═══ Data provided

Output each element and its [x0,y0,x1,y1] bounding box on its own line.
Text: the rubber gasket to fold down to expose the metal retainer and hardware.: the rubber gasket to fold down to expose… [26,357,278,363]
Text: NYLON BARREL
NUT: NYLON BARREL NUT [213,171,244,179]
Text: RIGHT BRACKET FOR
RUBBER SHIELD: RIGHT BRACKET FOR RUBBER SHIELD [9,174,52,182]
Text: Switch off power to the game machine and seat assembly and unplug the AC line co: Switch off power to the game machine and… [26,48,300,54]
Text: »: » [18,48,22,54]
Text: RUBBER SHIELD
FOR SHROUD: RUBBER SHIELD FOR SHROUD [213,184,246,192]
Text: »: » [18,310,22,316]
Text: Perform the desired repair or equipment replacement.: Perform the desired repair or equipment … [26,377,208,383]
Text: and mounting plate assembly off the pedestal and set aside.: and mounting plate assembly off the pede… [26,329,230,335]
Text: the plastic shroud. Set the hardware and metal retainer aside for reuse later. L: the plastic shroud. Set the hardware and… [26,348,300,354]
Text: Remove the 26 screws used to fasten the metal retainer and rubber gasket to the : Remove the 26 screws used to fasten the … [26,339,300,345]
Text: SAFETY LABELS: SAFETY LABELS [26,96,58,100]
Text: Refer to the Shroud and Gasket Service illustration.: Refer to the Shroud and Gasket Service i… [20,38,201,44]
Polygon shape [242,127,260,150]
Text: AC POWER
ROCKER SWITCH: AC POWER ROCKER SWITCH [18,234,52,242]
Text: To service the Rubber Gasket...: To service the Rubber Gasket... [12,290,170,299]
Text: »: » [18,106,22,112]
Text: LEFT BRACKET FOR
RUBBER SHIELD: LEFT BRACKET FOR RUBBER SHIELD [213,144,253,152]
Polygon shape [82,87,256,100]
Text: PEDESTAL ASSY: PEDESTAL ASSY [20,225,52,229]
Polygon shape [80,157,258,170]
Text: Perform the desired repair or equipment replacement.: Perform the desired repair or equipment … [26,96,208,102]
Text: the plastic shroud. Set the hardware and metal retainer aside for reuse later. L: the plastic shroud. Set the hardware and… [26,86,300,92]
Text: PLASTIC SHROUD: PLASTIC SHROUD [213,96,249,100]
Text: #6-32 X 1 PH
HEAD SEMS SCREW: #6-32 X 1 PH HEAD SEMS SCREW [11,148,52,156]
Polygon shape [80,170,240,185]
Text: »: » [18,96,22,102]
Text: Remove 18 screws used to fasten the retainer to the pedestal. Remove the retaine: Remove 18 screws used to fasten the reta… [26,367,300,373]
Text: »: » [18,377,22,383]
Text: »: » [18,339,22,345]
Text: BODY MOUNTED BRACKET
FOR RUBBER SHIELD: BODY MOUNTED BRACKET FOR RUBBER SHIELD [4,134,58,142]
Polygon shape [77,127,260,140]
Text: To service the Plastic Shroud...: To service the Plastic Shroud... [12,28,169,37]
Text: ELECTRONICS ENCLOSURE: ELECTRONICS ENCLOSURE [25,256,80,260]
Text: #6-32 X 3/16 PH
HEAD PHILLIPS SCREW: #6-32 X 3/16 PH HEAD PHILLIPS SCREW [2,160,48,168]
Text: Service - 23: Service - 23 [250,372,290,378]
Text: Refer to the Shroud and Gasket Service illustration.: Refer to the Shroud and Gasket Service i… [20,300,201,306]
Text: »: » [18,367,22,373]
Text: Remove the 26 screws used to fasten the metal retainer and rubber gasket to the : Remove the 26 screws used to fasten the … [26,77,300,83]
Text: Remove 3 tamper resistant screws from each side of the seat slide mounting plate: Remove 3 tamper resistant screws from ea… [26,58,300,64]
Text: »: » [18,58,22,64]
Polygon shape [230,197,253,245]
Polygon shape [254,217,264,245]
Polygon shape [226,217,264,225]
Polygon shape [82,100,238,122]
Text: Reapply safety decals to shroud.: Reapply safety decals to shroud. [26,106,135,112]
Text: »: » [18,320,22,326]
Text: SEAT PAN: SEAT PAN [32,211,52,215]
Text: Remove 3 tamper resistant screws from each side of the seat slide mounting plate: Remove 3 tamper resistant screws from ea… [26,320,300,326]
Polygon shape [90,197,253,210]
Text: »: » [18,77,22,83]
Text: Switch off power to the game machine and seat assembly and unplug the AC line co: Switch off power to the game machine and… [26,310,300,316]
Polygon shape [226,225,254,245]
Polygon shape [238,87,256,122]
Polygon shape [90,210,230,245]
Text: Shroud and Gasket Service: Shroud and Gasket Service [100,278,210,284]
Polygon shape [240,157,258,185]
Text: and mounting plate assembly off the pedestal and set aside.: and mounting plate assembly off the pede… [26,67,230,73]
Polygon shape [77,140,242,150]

══════

- _The problem_: Please print every row above again, word for word and in the same order, changing nothing.

- _Correct answer_:
Output each element and its [x0,y0,x1,y1] bounding box on its own line.
Text: the rubber gasket to fold down to expose the metal retainer and hardware.: the rubber gasket to fold down to expose… [26,357,278,363]
Text: NYLON BARREL
NUT: NYLON BARREL NUT [213,171,244,179]
Text: RIGHT BRACKET FOR
RUBBER SHIELD: RIGHT BRACKET FOR RUBBER SHIELD [9,174,52,182]
Text: Switch off power to the game machine and seat assembly and unplug the AC line co: Switch off power to the game machine and… [26,48,300,54]
Text: »: » [18,48,22,54]
Text: RUBBER SHIELD
FOR SHROUD: RUBBER SHIELD FOR SHROUD [213,184,246,192]
Text: »: » [18,310,22,316]
Text: Perform the desired repair or equipment replacement.: Perform the desired repair or equipment … [26,377,208,383]
Text: and mounting plate assembly off the pedestal and set aside.: and mounting plate assembly off the pede… [26,329,230,335]
Text: the plastic shroud. Set the hardware and metal retainer aside for reuse later. L: the plastic shroud. Set the hardware and… [26,348,300,354]
Text: Remove the 26 screws used to fasten the metal retainer and rubber gasket to the : Remove the 26 screws used to fasten the … [26,339,300,345]
Text: SAFETY LABELS: SAFETY LABELS [26,96,58,100]
Text: Refer to the Shroud and Gasket Service illustration.: Refer to the Shroud and Gasket Service i… [20,38,201,44]
Polygon shape [242,127,260,150]
Text: AC POWER
ROCKER SWITCH: AC POWER ROCKER SWITCH [18,234,52,242]
Text: To service the Rubber Gasket...: To service the Rubber Gasket... [12,290,170,299]
Text: »: » [18,106,22,112]
Text: LEFT BRACKET FOR
RUBBER SHIELD: LEFT BRACKET FOR RUBBER SHIELD [213,144,253,152]
Polygon shape [82,87,256,100]
Text: PEDESTAL ASSY: PEDESTAL ASSY [20,225,52,229]
Polygon shape [80,157,258,170]
Text: Perform the desired repair or equipment replacement.: Perform the desired repair or equipment … [26,96,208,102]
Text: the plastic shroud. Set the hardware and metal retainer aside for reuse later. L: the plastic shroud. Set the hardware and… [26,86,300,92]
Text: PLASTIC SHROUD: PLASTIC SHROUD [213,96,249,100]
Text: #6-32 X 1 PH
HEAD SEMS SCREW: #6-32 X 1 PH HEAD SEMS SCREW [11,148,52,156]
Polygon shape [80,170,240,185]
Text: »: » [18,96,22,102]
Text: Remove 18 screws used to fasten the retainer to the pedestal. Remove the retaine: Remove 18 screws used to fasten the reta… [26,367,300,373]
Text: »: » [18,377,22,383]
Text: »: » [18,339,22,345]
Text: BODY MOUNTED BRACKET
FOR RUBBER SHIELD: BODY MOUNTED BRACKET FOR RUBBER SHIELD [4,134,58,142]
Polygon shape [77,127,260,140]
Text: To service the Plastic Shroud...: To service the Plastic Shroud... [12,28,169,37]
Text: ELECTRONICS ENCLOSURE: ELECTRONICS ENCLOSURE [25,256,80,260]
Text: #6-32 X 3/16 PH
HEAD PHILLIPS SCREW: #6-32 X 3/16 PH HEAD PHILLIPS SCREW [2,160,48,168]
Text: Service - 23: Service - 23 [250,372,290,378]
Text: Refer to the Shroud and Gasket Service illustration.: Refer to the Shroud and Gasket Service i… [20,300,201,306]
Text: »: » [18,367,22,373]
Text: Remove the 26 screws used to fasten the metal retainer and rubber gasket to the : Remove the 26 screws used to fasten the … [26,77,300,83]
Text: Remove 3 tamper resistant screws from each side of the seat slide mounting plate: Remove 3 tamper resistant screws from ea… [26,58,300,64]
Text: »: » [18,58,22,64]
Polygon shape [230,197,253,245]
Polygon shape [254,217,264,245]
Polygon shape [226,217,264,225]
Polygon shape [82,100,238,122]
Text: Reapply safety decals to shroud.: Reapply safety decals to shroud. [26,106,135,112]
Text: »: » [18,320,22,326]
Text: SEAT PAN: SEAT PAN [32,211,52,215]
Text: Remove 3 tamper resistant screws from each side of the seat slide mounting plate: Remove 3 tamper resistant screws from ea… [26,320,300,326]
Polygon shape [90,197,253,210]
Text: »: » [18,77,22,83]
Text: Switch off power to the game machine and seat assembly and unplug the AC line co: Switch off power to the game machine and… [26,310,300,316]
Polygon shape [226,225,254,245]
Polygon shape [238,87,256,122]
Polygon shape [90,210,230,245]
Text: Shroud and Gasket Service: Shroud and Gasket Service [100,278,210,284]
Polygon shape [240,157,258,185]
Text: and mounting plate assembly off the pedestal and set aside.: and mounting plate assembly off the pede… [26,67,230,73]
Polygon shape [77,140,242,150]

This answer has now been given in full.